Items from a dataset:
____________
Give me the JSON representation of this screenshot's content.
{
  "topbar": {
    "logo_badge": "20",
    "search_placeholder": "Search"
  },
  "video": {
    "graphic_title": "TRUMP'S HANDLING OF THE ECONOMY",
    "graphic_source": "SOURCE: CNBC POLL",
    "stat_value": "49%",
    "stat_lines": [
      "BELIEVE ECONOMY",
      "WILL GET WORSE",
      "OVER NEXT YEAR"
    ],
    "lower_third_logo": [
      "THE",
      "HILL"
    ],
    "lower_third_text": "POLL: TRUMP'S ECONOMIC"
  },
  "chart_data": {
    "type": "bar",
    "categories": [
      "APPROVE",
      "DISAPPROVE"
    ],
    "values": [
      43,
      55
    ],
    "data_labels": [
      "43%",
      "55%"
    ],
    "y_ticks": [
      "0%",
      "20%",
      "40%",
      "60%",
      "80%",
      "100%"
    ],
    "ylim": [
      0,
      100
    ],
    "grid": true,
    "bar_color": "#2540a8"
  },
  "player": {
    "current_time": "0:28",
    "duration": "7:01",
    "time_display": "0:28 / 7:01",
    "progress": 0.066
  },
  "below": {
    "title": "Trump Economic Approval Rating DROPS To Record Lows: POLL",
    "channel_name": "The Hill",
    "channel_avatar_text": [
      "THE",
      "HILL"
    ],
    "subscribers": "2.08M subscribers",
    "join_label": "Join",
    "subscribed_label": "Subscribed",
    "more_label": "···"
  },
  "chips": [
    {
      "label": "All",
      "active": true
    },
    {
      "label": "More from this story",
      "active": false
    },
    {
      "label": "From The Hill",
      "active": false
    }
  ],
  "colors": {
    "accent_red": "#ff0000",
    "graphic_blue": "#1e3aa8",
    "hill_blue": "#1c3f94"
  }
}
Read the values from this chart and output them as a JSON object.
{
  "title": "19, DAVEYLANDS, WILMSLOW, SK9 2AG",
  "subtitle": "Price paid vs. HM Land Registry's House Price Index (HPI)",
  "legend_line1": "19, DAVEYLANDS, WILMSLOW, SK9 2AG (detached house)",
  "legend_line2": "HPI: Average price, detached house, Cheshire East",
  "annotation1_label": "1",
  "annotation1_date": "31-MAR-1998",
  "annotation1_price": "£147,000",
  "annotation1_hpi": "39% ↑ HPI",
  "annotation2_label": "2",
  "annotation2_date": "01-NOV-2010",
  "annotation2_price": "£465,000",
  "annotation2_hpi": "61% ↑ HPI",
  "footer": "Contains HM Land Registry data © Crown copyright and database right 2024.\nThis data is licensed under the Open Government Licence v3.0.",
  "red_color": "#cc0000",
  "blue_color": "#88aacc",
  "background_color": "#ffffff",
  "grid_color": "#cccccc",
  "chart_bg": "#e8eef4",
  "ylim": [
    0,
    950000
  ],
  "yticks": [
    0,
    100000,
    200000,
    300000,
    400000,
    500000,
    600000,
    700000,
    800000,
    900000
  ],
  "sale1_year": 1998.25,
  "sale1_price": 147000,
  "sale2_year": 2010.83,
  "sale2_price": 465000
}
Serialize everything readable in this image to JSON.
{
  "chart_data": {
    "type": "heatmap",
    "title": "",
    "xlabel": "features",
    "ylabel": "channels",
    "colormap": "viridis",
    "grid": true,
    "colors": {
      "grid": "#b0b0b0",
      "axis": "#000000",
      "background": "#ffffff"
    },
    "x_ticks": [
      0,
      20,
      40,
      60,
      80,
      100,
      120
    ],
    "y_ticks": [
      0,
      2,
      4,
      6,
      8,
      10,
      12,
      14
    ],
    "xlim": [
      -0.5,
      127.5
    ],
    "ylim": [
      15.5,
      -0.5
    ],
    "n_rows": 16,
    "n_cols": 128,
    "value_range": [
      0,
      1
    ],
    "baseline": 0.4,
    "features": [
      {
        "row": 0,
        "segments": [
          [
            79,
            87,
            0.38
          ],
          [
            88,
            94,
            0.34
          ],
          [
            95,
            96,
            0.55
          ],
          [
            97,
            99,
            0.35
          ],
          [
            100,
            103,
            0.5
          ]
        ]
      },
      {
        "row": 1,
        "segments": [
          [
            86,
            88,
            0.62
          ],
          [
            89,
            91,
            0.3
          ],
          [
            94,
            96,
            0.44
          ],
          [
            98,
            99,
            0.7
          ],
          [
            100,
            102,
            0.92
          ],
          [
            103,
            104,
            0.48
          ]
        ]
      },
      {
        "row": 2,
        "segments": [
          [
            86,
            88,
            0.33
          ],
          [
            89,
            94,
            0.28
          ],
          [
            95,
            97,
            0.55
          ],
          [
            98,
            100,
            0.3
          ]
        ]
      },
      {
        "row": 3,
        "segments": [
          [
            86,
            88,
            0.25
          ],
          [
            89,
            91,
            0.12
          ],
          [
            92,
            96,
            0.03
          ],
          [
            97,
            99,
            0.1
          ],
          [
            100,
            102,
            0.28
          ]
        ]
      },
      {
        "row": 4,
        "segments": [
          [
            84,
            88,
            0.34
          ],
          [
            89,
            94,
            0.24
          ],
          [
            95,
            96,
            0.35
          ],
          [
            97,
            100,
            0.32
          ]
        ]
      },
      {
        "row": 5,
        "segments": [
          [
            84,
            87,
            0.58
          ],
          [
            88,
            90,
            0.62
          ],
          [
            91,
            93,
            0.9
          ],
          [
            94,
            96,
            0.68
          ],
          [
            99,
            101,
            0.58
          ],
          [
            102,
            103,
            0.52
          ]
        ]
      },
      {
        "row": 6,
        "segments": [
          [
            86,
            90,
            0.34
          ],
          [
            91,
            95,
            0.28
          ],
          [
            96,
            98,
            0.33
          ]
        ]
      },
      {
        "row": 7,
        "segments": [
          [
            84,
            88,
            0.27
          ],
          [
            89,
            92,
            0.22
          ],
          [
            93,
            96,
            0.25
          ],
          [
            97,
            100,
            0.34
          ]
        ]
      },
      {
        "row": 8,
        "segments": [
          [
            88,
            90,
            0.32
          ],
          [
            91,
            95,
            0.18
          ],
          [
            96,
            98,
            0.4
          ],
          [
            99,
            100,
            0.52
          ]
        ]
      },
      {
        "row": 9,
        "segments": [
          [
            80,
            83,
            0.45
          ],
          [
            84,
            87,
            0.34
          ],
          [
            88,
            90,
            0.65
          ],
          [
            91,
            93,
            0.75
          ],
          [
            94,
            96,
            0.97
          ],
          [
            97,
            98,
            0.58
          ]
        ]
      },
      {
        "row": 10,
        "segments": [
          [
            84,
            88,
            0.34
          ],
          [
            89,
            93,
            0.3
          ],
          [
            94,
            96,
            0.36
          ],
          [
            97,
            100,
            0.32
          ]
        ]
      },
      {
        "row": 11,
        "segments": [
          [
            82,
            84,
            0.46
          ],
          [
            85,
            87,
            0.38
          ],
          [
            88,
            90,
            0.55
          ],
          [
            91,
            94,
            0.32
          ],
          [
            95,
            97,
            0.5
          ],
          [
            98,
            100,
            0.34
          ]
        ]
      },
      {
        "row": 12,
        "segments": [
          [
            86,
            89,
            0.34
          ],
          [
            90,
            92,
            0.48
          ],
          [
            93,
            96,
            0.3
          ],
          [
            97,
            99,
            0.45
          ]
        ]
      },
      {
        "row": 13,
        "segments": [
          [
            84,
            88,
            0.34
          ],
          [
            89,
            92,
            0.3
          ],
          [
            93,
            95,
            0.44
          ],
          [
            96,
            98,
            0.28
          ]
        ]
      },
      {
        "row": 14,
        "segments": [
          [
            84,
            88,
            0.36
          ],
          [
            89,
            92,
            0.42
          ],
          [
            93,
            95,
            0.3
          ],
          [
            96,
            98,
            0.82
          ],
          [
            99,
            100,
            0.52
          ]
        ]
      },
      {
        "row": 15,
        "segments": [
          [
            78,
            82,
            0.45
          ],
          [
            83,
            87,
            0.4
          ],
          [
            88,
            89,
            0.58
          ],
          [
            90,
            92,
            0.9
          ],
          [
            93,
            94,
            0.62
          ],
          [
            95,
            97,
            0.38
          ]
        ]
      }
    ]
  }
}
____________
• **DESCRIPTION OF THE TASK**:
Looking at the listing above, count the lines that contain "JSON" and give nothing but the number.

• **RESULT FOR THIS TASK**:
3